Rename every "footer-divider" in the data to "footer-rule" and reproduce all the lines with nothing else changed.

==========

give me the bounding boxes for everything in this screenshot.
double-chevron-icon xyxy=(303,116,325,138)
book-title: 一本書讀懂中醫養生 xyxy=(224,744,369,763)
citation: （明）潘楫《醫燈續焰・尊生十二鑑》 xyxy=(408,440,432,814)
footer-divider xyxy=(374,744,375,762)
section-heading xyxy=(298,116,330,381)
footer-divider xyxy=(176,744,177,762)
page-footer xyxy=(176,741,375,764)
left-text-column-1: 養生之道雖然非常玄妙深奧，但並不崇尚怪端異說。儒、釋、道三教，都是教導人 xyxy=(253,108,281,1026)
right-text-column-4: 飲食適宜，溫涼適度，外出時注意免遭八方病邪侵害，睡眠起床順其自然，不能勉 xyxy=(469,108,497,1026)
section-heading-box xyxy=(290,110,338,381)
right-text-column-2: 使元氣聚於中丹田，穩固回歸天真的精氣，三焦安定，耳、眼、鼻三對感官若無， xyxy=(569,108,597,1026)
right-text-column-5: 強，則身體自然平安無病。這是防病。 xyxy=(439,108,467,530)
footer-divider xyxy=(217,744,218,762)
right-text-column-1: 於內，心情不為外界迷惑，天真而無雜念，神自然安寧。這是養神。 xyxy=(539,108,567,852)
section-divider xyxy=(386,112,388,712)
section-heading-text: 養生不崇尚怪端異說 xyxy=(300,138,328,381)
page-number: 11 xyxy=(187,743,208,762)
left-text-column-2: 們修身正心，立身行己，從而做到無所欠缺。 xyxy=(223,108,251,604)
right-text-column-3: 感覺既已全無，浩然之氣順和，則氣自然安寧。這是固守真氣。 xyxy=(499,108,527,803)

==========

Written answer:
give me the bounding boxes for everything in this screenshot.
double-chevron-icon xyxy=(303,116,325,138)
book-title: 一本書讀懂中醫養生 xyxy=(224,744,369,763)
citation: （明）潘楫《醫燈續焰・尊生十二鑑》 xyxy=(408,440,432,814)
footer-rule xyxy=(374,744,375,762)
section-heading xyxy=(298,116,330,381)
footer-rule xyxy=(176,744,177,762)
page-footer xyxy=(176,741,375,764)
left-text-column-1: 養生之道雖然非常玄妙深奧，但並不崇尚怪端異說。儒、釋、道三教，都是教導人 xyxy=(253,108,281,1026)
right-text-column-4: 飲食適宜，溫涼適度，外出時注意免遭八方病邪侵害，睡眠起床順其自然，不能勉 xyxy=(469,108,497,1026)
section-heading-box xyxy=(290,110,338,381)
right-text-column-2: 使元氣聚於中丹田，穩固回歸天真的精氣，三焦安定，耳、眼、鼻三對感官若無， xyxy=(569,108,597,1026)
right-text-column-5: 強，則身體自然平安無病。這是防病。 xyxy=(439,108,467,530)
footer-rule xyxy=(217,744,218,762)
right-text-column-1: 於內，心情不為外界迷惑，天真而無雜念，神自然安寧。這是養神。 xyxy=(539,108,567,852)
section-divider xyxy=(386,112,388,712)
section-heading-text: 養生不崇尚怪端異說 xyxy=(300,138,328,381)
page-number: 11 xyxy=(187,743,208,762)
left-text-column-2: 們修身正心，立身行己，從而做到無所欠缺。 xyxy=(223,108,251,604)
right-text-column-3: 感覺既已全無，浩然之氣順和，則氣自然安寧。這是固守真氣。 xyxy=(499,108,527,803)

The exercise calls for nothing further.